▶ Written task
Restate the whole listing word for word. Pictures are left out.

▶ Input material
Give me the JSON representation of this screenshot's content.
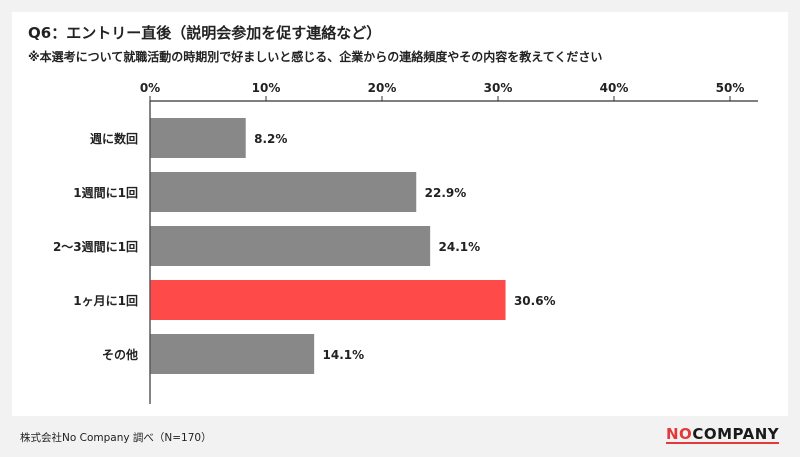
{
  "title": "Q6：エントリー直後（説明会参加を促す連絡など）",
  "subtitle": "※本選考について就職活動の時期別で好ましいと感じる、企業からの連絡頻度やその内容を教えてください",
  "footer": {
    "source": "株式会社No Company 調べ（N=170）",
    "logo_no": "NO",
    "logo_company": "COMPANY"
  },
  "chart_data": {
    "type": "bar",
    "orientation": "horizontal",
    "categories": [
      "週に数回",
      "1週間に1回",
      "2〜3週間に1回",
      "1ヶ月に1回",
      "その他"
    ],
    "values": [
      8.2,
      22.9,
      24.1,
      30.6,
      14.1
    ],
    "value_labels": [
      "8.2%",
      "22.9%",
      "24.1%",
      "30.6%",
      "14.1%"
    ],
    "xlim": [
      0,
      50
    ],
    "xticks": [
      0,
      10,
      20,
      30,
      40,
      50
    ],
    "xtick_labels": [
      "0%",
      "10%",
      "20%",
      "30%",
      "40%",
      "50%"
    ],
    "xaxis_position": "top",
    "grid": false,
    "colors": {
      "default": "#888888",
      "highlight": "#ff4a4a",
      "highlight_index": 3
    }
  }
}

▶ Result of the exercise
Give me the JSON representation of this screenshot's content.
{
  "title": "Q6：エントリー直後（説明会参加を促す連絡など）",
  "subtitle": "※本選考について就職活動の時期別で好ましいと感じる、企業からの連絡頻度やその内容を教えてください",
  "footer": {
    "source": "株式会社No Company 調べ（N=170）",
    "logo_no": "NO",
    "logo_company": "COMPANY"
  },
  "chart_data": {
    "type": "bar",
    "orientation": "horizontal",
    "categories": [
      "週に数回",
      "1週間に1回",
      "2〜3週間に1回",
      "1ヶ月に1回",
      "その他"
    ],
    "values": [
      8.2,
      22.9,
      24.1,
      30.6,
      14.1
    ],
    "value_labels": [
      "8.2%",
      "22.9%",
      "24.1%",
      "30.6%",
      "14.1%"
    ],
    "xlim": [
      0,
      50
    ],
    "xticks": [
      0,
      10,
      20,
      30,
      40,
      50
    ],
    "xtick_labels": [
      "0%",
      "10%",
      "20%",
      "30%",
      "40%",
      "50%"
    ],
    "xaxis_position": "top",
    "grid": false,
    "colors": {
      "default": "#888888",
      "highlight": "#ff4a4a",
      "highlight_index": 3
    }
  }
}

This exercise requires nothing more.